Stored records
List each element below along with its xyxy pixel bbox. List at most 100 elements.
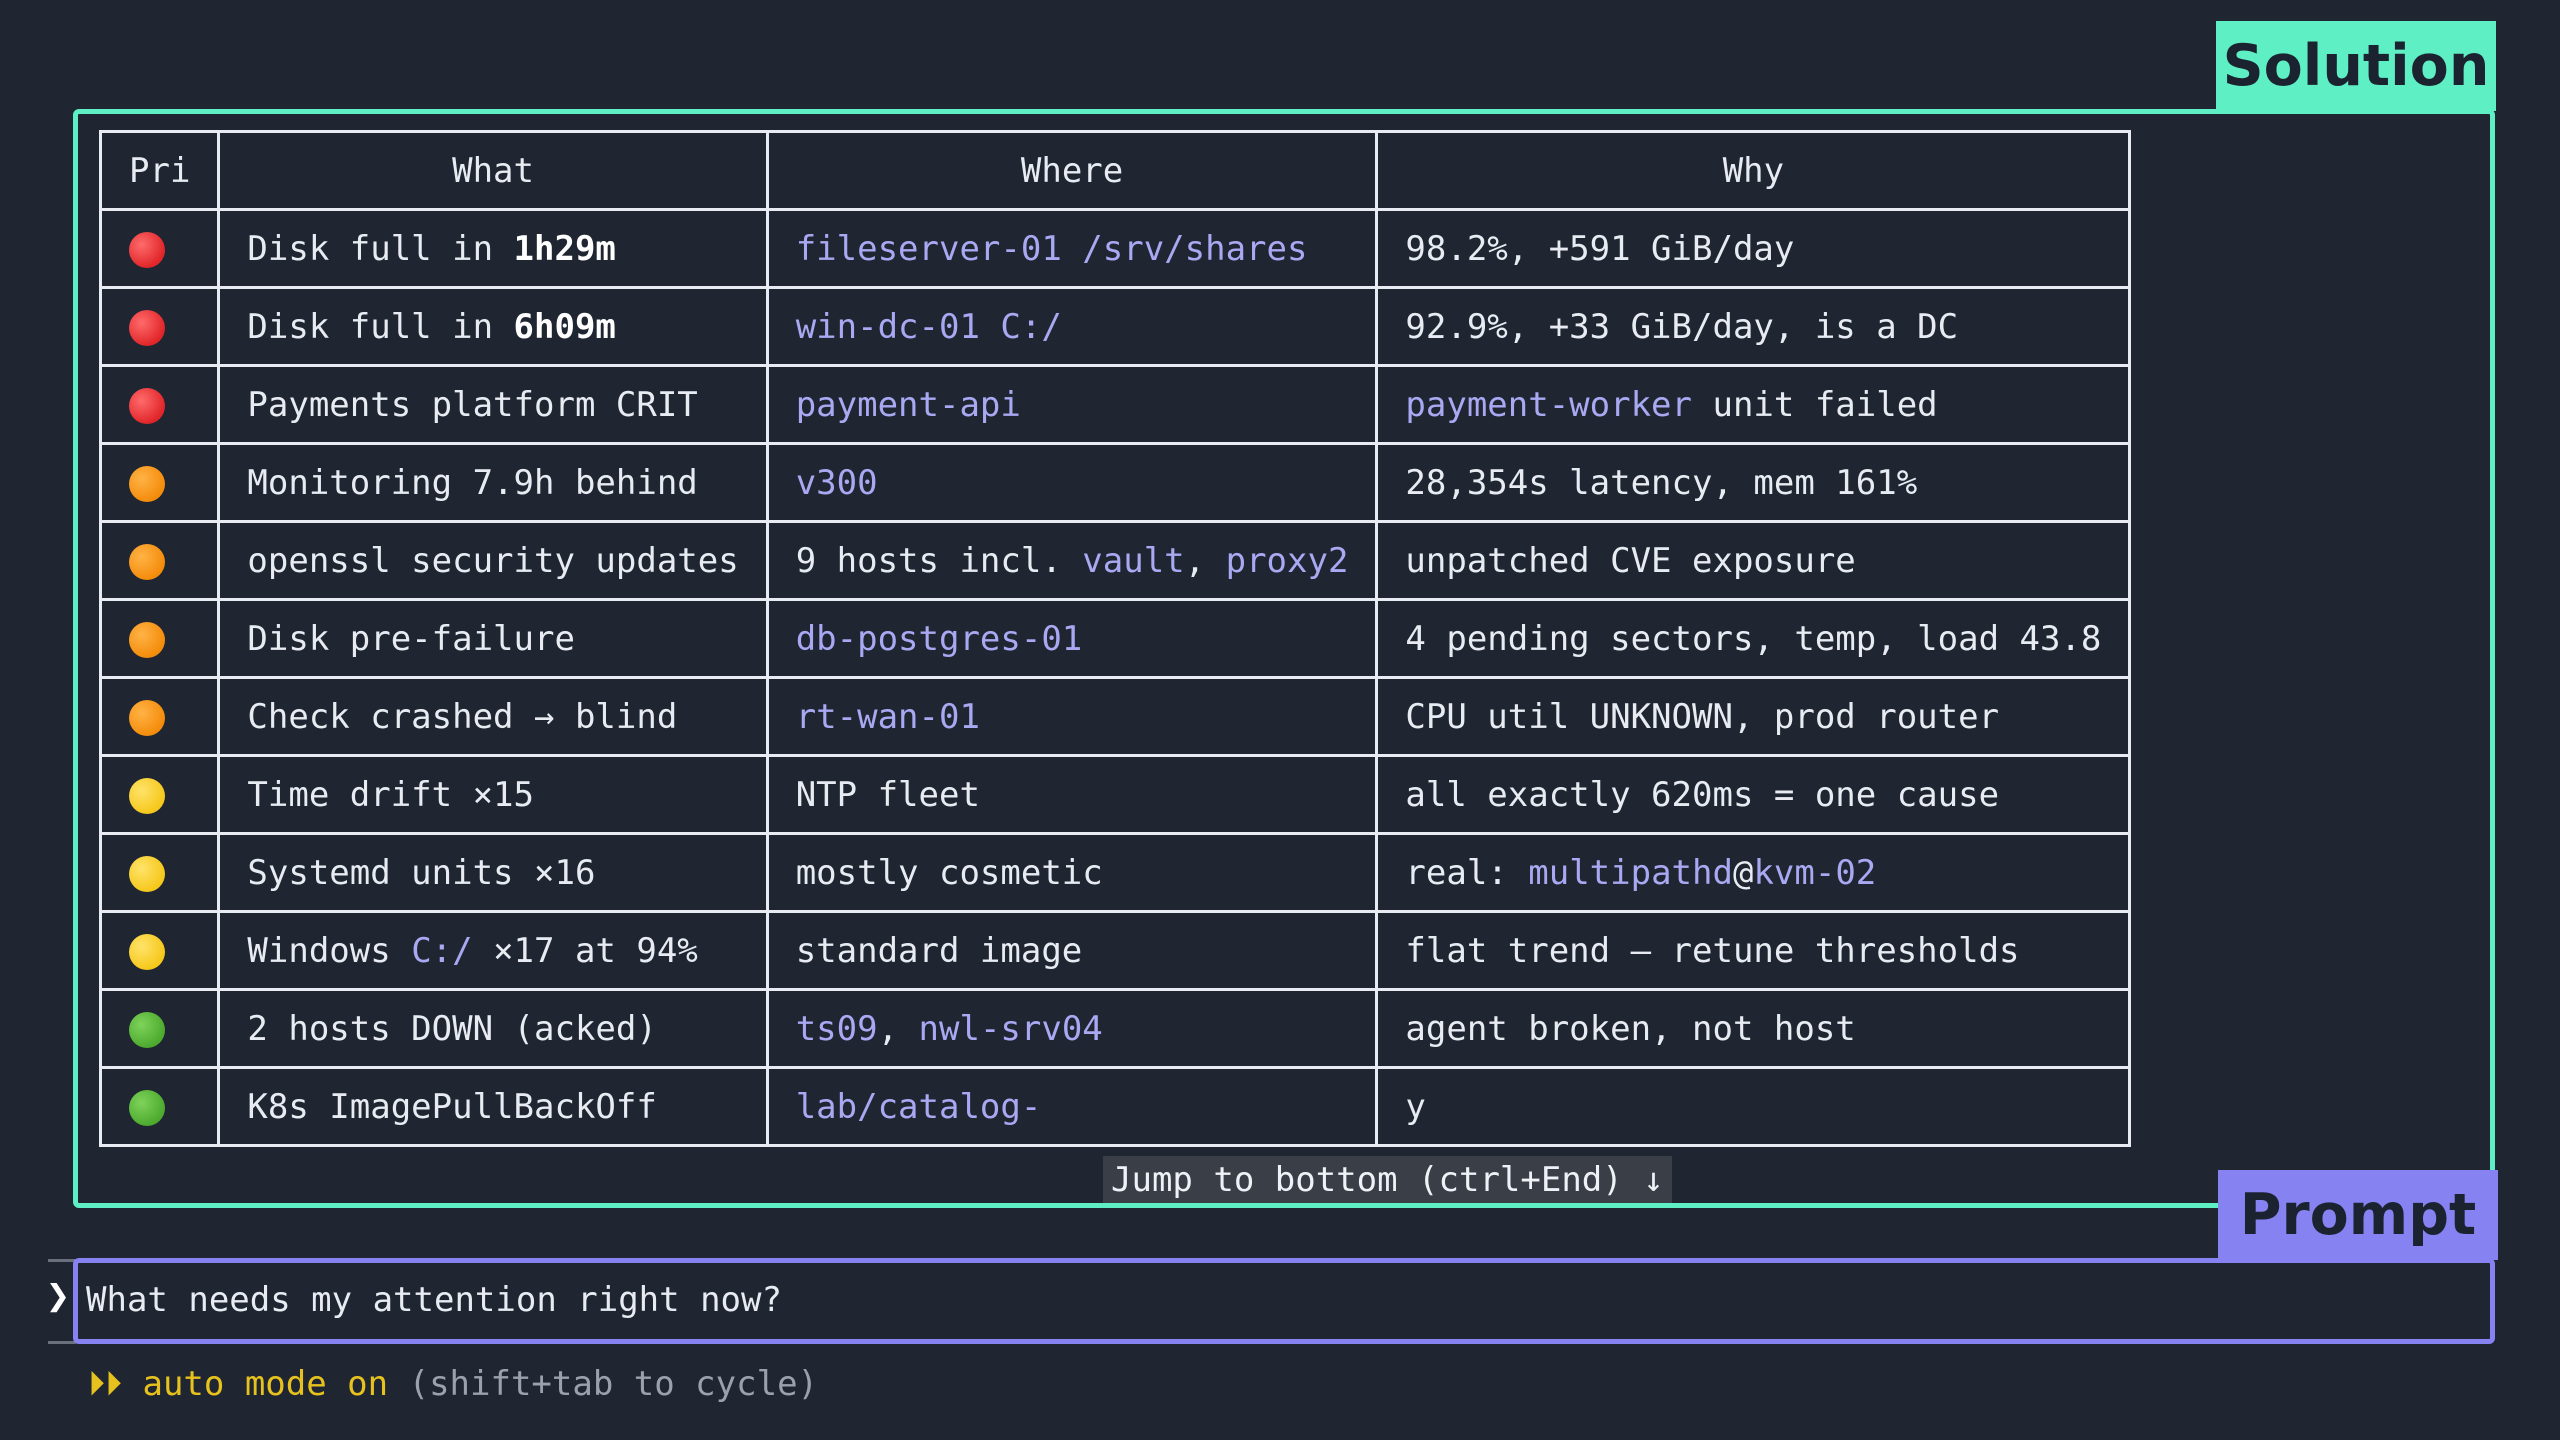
red-circle-icon	[129, 310, 165, 346]
why-cell: 92.9%, +33 GiB/day, is a DC	[1375, 286, 2132, 367]
host-name: v300	[795, 462, 878, 503]
table-header-row: Pri What Where Why	[98, 130, 2132, 211]
table-row: Disk pre-failure db-postgres-01 4 pending …	[98, 598, 2132, 679]
cell-text: all exactly 620ms = one cause	[1405, 774, 2000, 815]
what-cell: Check crashed → blind	[217, 676, 769, 757]
where-cell: win-dc-01 C:/	[765, 286, 1379, 367]
host-name: vault	[1082, 540, 1185, 581]
cell-text: unpatched CVE exposure	[1405, 540, 1856, 581]
table-row: Disk full in 6h09m win-dc-01 C:/ 92.9%, +3…	[98, 286, 2132, 367]
orange-circle-icon	[129, 544, 165, 580]
solution-panel: Pri What Where Why Disk full in 1h29m fil…	[73, 109, 2495, 1208]
host-name: lab/catalog-	[795, 1086, 1042, 1127]
red-circle-icon	[129, 388, 165, 424]
prompt-label: Prompt	[2218, 1170, 2498, 1260]
why-cell: unpatched CVE exposure	[1375, 520, 2132, 601]
solution-label: Solution	[2216, 21, 2496, 111]
header-where: Where	[765, 130, 1379, 211]
why-cell: y	[1375, 1066, 2132, 1147]
cell-text: ,	[877, 1008, 919, 1049]
attention-table: Pri What Where Why Disk full in 1h29m fil…	[98, 130, 2132, 1147]
jump-to-bottom-button[interactable]: Jump to bottom (ctrl+End) ↓	[1103, 1156, 1672, 1203]
where-cell: mostly cosmetic	[765, 832, 1379, 913]
host-name: kvm-02	[1753, 852, 1877, 893]
green-circle-icon	[129, 1090, 165, 1126]
priority-cell	[98, 832, 221, 913]
where-cell: v300	[765, 442, 1379, 523]
cell-text: @	[1732, 852, 1754, 893]
why-cell: flat trend — retune thresholds	[1375, 910, 2132, 991]
host-name: ts09	[795, 1008, 878, 1049]
fast-forward-icon: ⏵⏵	[88, 1364, 122, 1404]
priority-cell	[98, 1066, 221, 1147]
why-cell: payment-worker unit failed	[1375, 364, 2132, 445]
table-row: openssl security updates 9 hosts incl. va…	[98, 520, 2132, 601]
cell-text: NTP fleet	[795, 774, 980, 815]
cell-text: Check crashed → blind	[247, 696, 678, 737]
yellow-circle-icon	[129, 934, 165, 970]
priority-cell	[98, 208, 221, 289]
table-row: Check crashed → blind rt-wan-01 CPU util U…	[98, 676, 2132, 757]
cell-text: standard image	[795, 930, 1083, 971]
header-pri: Pri	[98, 130, 221, 211]
why-cell: CPU util UNKNOWN, prod router	[1375, 676, 2132, 757]
cell-text: CPU util UNKNOWN, prod router	[1405, 696, 2000, 737]
what-cell: K8s ImagePullBackOff	[217, 1066, 769, 1147]
where-cell: db-postgres-01	[765, 598, 1379, 679]
why-cell: agent broken, not host	[1375, 988, 2132, 1069]
where-cell: 9 hosts incl. vault, proxy2	[765, 520, 1379, 601]
prompt-input[interactable]: What needs my attention right now?	[86, 1280, 782, 1320]
header-what: What	[217, 130, 769, 211]
divider-top	[48, 1259, 76, 1262]
attention-table-wrap[interactable]: Pri What Where Why Disk full in 1h29m fil…	[98, 130, 2132, 1147]
host-name: rt-wan-01	[795, 696, 980, 737]
cell-text: Disk full in	[247, 306, 514, 347]
why-cell: 4 pending sectors, temp, load 43.8	[1375, 598, 2132, 679]
mode-label: auto mode on	[142, 1364, 389, 1404]
what-cell: Time drift ×15	[217, 754, 769, 835]
what-cell: Disk pre-failure	[217, 598, 769, 679]
orange-circle-icon	[129, 622, 165, 658]
what-cell: 2 hosts DOWN (acked)	[217, 988, 769, 1069]
mode-hint: (shift+tab to cycle)	[408, 1364, 819, 1404]
cell-text: mostly cosmetic	[795, 852, 1103, 893]
cell-text: flat trend — retune thresholds	[1405, 930, 2020, 971]
green-circle-icon	[129, 1012, 165, 1048]
table-row: Systemd units ×16 mostly cosmetic real: mu…	[98, 832, 2132, 913]
divider-bottom	[48, 1341, 76, 1344]
where-cell: payment-api	[765, 364, 1379, 445]
cell-text: Disk pre-failure	[247, 618, 575, 659]
priority-cell	[98, 520, 221, 601]
cell-text: 9 hosts incl.	[795, 540, 1083, 581]
cell-text: K8s ImagePullBackOff	[247, 1086, 657, 1127]
table-row: Time drift ×15 NTP fleet all exactly 620ms…	[98, 754, 2132, 835]
where-cell: NTP fleet	[765, 754, 1379, 835]
priority-cell	[98, 364, 221, 445]
table-row: Windows C:/ ×17 at 94% standard image flat…	[98, 910, 2132, 991]
table-row: Disk full in 1h29m fileserver-01 /srv/sha…	[98, 208, 2132, 289]
yellow-circle-icon	[129, 778, 165, 814]
host-name: multipathd	[1528, 852, 1733, 893]
priority-cell	[98, 442, 221, 523]
priority-cell	[98, 754, 221, 835]
orange-circle-icon	[129, 700, 165, 736]
why-cell: 28,354s latency, mem 161%	[1375, 442, 2132, 523]
table-row: Monitoring 7.9h behind v300 28,354s latenc…	[98, 442, 2132, 523]
where-cell: fileserver-01 /srv/shares	[765, 208, 1379, 289]
cell-text: 2 hosts DOWN (acked)	[247, 1008, 657, 1049]
cell-text: 1h29m	[513, 228, 616, 269]
host-name: win-dc-01 C:/	[795, 306, 1062, 347]
mode-status[interactable]: ⏵⏵ auto mode on (shift+tab to cycle)	[88, 1364, 818, 1404]
host-name: C:/	[411, 930, 473, 971]
priority-cell	[98, 676, 221, 757]
why-cell: real: multipathd@kvm-02	[1375, 832, 2132, 913]
host-name: db-postgres-01	[795, 618, 1083, 659]
cell-text: 4 pending sectors, temp, load 43.8	[1405, 618, 2102, 659]
cell-text: agent broken, not host	[1405, 1008, 1856, 1049]
prompt-caret-icon: ❯	[46, 1273, 71, 1319]
where-cell: standard image	[765, 910, 1379, 991]
why-cell: 98.2%, +591 GiB/day	[1375, 208, 2132, 289]
cell-text: 98.2%, +591 GiB/day	[1405, 228, 1795, 269]
cell-text: Systemd units ×16	[247, 852, 596, 893]
yellow-circle-icon	[129, 856, 165, 892]
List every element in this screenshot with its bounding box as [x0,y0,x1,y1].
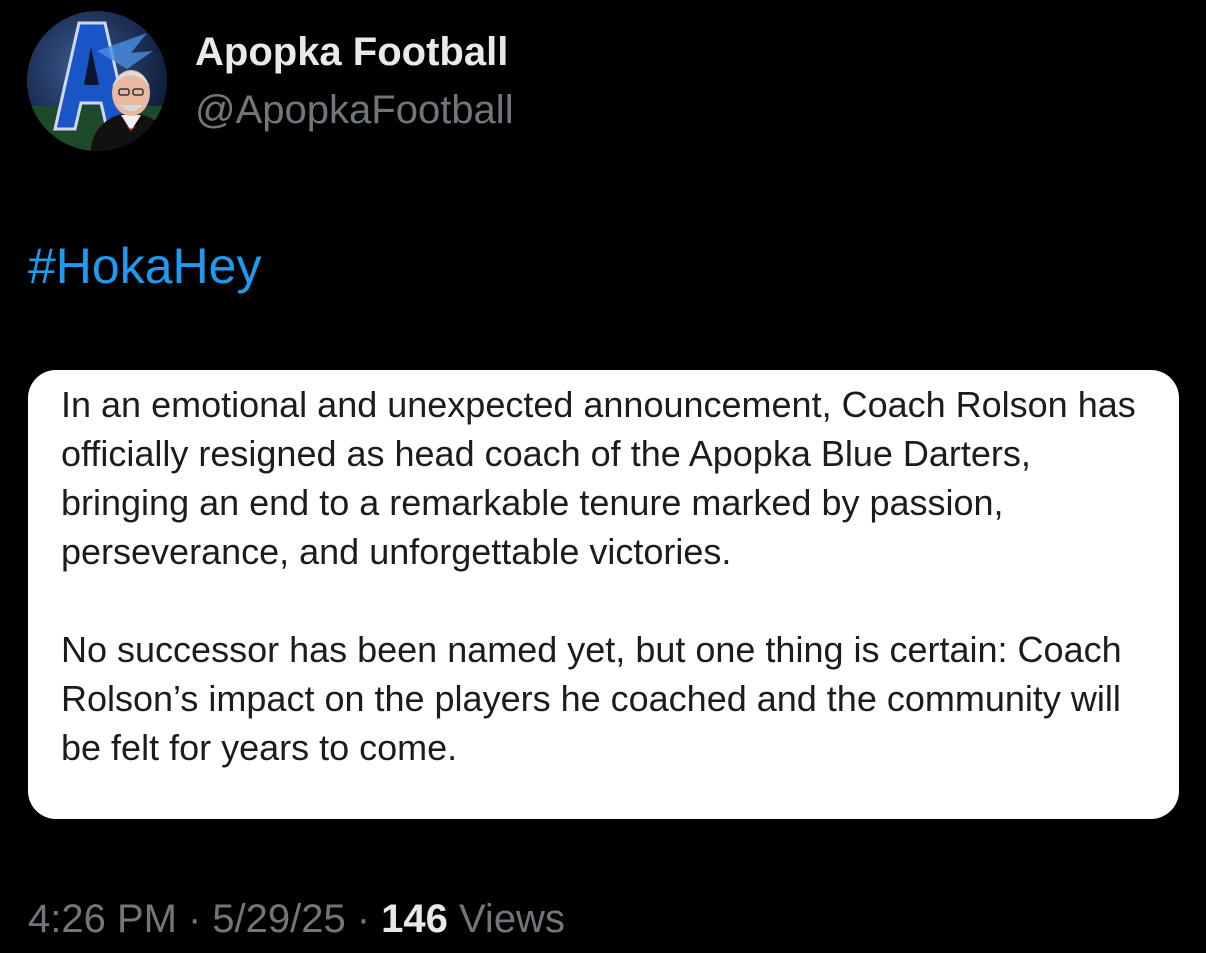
card-paragraph: No successor has been named yet, but one… [61,629,1122,768]
meta-separator: · [187,897,202,941]
card-paragraph: In an emotional and unexpected announcem… [61,384,1136,572]
avatar[interactable] [27,11,167,151]
hashtag-link[interactable]: #HokaHey [28,238,261,294]
avatar-image [27,11,167,151]
views-label: Views [458,897,565,941]
tweet-time[interactable]: 4:26 PM [28,897,177,941]
tweet-date[interactable]: 5/29/25 [212,897,345,941]
account-handle[interactable]: @ApopkaFootball [195,86,514,134]
account-display-name[interactable]: Apopka Football [195,28,508,76]
tweet-image-card[interactable]: In an emotional and unexpected announcem… [28,370,1179,819]
views-count[interactable]: 146 [381,897,448,941]
tweet-meta: 4:26 PM · 5/29/25 · 146 Views [28,892,565,946]
meta-separator: · [356,897,371,941]
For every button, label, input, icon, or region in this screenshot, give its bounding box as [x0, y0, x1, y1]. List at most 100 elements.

Task instructions –
Write out the rows above verbatim, starting at the line containing "310, 165, 346]" and ending at the line containing "442, 1379, 523]", both included.

Answer –
red-circle-icon	[129, 310, 165, 346]
why-cell: 92.9%, +33 GiB/day, is a DC	[1375, 286, 2132, 367]
host-name: v300	[795, 462, 878, 503]
table-header-row: Pri What Where Why	[98, 130, 2132, 211]
table-row: Disk pre-failure db-postgres-01 4 pending …	[98, 598, 2132, 679]
cell-text: all exactly 620ms = one cause	[1405, 774, 2000, 815]
what-cell: Check crashed → blind	[217, 676, 769, 757]
where-cell: win-dc-01 C:/	[765, 286, 1379, 367]
host-name: vault	[1082, 540, 1185, 581]
cell-text: unpatched CVE exposure	[1405, 540, 1856, 581]
table-row: Disk full in 6h09m win-dc-01 C:/ 92.9%, +3…	[98, 286, 2132, 367]
orange-circle-icon	[129, 544, 165, 580]
solution-panel: Pri What Where Why Disk full in 1h29m fil…	[73, 109, 2495, 1208]
host-name: lab/catalog-	[795, 1086, 1042, 1127]
red-circle-icon	[129, 388, 165, 424]
prompt-label: Prompt	[2218, 1170, 2498, 1260]
why-cell: unpatched CVE exposure	[1375, 520, 2132, 601]
solution-label: Solution	[2216, 21, 2496, 111]
header-where: Where	[765, 130, 1379, 211]
why-cell: y	[1375, 1066, 2132, 1147]
cell-text: ,	[877, 1008, 919, 1049]
attention-table: Pri What Where Why Disk full in 1h29m fil…	[98, 130, 2132, 1147]
jump-to-bottom-button[interactable]: Jump to bottom (ctrl+End) ↓	[1103, 1156, 1672, 1203]
where-cell: mostly cosmetic	[765, 832, 1379, 913]
host-name: kvm-02	[1753, 852, 1877, 893]
green-circle-icon	[129, 1090, 165, 1126]
priority-cell	[98, 832, 221, 913]
where-cell: v300	[765, 442, 1379, 523]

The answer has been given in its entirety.